# EXERCISE BRIEF
Pick out every line that holds the string "number" and copy it.

Records from a data collection
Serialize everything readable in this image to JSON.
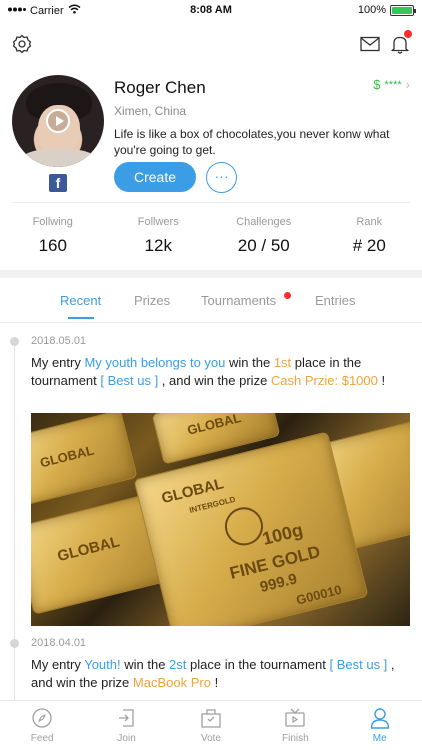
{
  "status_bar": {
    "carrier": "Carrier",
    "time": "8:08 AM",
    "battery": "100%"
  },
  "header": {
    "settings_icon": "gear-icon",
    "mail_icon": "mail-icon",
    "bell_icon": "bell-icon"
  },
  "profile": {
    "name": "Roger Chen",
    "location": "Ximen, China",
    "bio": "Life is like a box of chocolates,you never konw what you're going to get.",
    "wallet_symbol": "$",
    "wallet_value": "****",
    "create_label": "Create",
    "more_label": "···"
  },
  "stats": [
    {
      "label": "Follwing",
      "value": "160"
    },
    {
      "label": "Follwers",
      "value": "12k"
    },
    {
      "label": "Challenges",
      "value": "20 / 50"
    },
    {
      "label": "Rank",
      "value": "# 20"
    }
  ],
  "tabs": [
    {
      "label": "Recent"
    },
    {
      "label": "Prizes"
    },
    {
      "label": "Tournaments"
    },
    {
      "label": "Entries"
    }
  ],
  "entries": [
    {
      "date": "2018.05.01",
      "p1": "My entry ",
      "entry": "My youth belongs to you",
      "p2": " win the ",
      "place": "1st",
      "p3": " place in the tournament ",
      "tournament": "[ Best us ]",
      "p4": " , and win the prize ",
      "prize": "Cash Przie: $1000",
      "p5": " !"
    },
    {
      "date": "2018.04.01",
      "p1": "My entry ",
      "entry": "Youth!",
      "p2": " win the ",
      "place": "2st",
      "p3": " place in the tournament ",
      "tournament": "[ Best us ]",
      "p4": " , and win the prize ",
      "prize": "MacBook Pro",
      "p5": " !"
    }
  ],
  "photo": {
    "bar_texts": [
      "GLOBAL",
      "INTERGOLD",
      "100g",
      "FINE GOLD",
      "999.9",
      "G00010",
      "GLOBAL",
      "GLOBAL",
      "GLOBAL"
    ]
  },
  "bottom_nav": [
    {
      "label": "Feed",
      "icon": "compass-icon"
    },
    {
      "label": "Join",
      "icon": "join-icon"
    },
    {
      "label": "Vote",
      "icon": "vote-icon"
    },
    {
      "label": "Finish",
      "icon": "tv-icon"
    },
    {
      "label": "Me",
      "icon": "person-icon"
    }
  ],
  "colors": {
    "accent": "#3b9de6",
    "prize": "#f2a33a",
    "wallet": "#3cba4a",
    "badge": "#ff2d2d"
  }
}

==

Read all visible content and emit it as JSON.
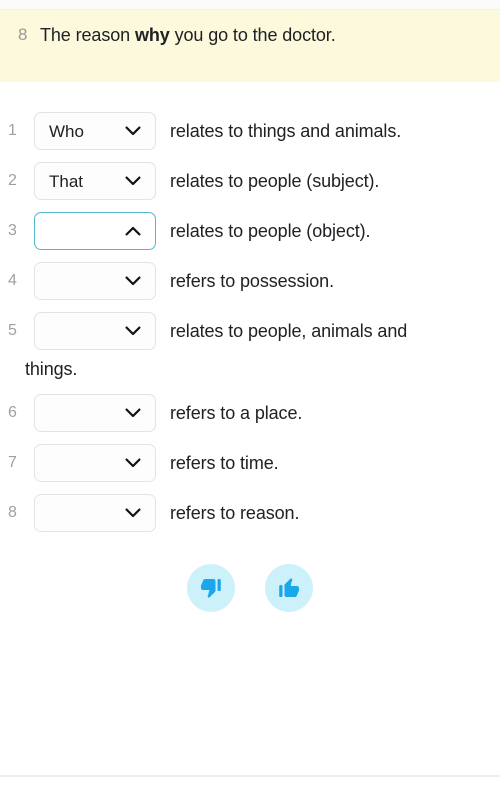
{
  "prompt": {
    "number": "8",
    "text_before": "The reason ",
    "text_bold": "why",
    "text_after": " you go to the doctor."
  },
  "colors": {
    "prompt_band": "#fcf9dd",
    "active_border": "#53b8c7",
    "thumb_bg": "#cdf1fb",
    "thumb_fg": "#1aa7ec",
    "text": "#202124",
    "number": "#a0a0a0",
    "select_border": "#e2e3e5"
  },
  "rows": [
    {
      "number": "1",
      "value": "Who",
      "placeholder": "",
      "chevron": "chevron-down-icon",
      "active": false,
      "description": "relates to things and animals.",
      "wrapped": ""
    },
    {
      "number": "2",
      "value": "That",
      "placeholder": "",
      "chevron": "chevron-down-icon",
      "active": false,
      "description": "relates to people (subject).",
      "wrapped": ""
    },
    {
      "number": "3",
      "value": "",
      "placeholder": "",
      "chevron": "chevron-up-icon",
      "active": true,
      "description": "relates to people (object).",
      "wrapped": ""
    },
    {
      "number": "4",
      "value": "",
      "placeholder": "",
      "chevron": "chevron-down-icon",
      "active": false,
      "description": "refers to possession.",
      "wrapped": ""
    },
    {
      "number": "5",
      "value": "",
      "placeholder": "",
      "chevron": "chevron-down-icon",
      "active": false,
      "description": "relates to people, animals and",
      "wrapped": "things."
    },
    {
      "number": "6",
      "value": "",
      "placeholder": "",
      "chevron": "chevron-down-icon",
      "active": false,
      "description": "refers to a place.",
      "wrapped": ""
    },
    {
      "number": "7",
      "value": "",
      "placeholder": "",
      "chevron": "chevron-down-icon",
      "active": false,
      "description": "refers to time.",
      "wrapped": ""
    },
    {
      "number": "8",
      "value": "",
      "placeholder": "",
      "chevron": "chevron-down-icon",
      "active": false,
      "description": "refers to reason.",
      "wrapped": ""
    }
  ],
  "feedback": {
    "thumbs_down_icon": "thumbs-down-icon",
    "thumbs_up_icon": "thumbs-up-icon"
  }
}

# ANSWER FOR THE TASK
    "number": "8",
    "number": "#a0a0a0",
      "number": "1",
      "number": "2",
      "number": "3",
      "number": "4",
      "number": "5",
      "number": "6",
      "number": "7",
      "number": "8",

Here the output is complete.